◆ **The task**:
Gather, from the data below, each line in which the word "scale" occurs.

[Dataset rows]
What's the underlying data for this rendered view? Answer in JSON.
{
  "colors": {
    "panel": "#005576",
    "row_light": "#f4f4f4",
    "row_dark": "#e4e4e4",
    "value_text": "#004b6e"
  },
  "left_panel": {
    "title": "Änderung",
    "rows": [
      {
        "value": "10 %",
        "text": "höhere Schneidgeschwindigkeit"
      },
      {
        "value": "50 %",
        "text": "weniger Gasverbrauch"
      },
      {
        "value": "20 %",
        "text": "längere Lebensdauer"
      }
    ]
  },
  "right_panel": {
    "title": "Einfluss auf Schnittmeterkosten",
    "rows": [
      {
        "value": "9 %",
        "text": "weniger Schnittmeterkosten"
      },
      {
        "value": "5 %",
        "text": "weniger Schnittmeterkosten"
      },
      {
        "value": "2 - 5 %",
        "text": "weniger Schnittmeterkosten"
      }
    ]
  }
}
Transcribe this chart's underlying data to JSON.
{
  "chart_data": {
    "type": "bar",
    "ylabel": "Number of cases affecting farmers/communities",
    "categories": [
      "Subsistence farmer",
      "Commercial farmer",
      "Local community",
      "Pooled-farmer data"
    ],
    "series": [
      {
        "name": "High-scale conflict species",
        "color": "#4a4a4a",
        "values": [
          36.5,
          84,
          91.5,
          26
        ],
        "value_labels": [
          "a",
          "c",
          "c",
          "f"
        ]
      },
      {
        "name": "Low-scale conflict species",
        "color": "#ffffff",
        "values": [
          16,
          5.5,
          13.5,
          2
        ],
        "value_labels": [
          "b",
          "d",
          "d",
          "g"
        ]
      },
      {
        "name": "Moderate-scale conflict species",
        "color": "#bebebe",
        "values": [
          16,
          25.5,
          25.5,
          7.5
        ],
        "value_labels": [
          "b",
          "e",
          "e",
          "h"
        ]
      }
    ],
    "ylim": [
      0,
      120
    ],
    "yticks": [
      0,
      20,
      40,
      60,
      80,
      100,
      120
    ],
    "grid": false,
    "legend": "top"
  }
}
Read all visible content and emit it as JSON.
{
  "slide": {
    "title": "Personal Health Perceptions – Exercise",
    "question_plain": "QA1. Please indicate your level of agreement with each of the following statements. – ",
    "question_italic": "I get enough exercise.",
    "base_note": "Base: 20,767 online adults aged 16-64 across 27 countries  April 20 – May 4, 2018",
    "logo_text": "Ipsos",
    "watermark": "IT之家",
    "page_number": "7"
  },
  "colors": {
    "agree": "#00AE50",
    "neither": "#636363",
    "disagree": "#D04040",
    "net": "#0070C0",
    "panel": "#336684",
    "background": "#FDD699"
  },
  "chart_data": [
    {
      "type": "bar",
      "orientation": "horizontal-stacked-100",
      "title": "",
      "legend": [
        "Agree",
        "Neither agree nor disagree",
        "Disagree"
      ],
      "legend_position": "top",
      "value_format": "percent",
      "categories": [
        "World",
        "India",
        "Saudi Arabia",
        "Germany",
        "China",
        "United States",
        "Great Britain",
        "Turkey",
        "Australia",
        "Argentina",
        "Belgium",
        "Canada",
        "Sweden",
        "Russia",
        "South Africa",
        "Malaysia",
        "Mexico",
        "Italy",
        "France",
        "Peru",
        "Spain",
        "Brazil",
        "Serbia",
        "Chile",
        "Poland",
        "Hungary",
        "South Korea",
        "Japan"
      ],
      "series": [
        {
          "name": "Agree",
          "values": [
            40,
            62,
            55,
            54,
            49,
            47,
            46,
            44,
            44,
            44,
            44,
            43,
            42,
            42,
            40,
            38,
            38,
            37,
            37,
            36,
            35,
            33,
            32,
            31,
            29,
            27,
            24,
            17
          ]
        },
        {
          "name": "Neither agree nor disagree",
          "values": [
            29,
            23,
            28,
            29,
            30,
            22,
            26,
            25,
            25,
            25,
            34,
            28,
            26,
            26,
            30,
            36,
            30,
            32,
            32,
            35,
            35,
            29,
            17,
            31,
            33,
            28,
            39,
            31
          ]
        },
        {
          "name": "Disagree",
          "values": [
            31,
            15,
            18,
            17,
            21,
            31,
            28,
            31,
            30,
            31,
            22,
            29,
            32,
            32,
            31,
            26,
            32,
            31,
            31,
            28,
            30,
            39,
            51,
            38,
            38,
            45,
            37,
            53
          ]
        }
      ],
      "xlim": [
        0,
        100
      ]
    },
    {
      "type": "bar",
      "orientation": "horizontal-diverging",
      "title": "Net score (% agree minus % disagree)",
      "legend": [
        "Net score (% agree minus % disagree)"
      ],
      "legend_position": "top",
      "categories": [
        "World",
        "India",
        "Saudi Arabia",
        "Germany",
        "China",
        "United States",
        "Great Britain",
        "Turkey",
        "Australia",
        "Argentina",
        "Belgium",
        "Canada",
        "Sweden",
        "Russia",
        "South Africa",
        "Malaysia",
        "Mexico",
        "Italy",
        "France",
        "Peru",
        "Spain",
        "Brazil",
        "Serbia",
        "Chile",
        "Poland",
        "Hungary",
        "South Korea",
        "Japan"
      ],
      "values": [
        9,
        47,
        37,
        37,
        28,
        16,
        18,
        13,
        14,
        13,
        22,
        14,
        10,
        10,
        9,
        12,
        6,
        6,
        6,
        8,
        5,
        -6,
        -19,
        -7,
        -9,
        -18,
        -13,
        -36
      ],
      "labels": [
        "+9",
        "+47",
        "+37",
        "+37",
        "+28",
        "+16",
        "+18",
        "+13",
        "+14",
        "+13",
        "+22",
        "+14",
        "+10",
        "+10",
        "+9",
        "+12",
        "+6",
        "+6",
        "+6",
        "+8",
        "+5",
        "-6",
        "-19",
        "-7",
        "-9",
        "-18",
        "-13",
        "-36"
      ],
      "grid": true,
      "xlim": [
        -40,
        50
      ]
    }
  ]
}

◆ **Right answer**:
        "name": "High-scale conflict species",
        "name": "Low-scale conflict species",
        "name": "Moderate-scale conflict species",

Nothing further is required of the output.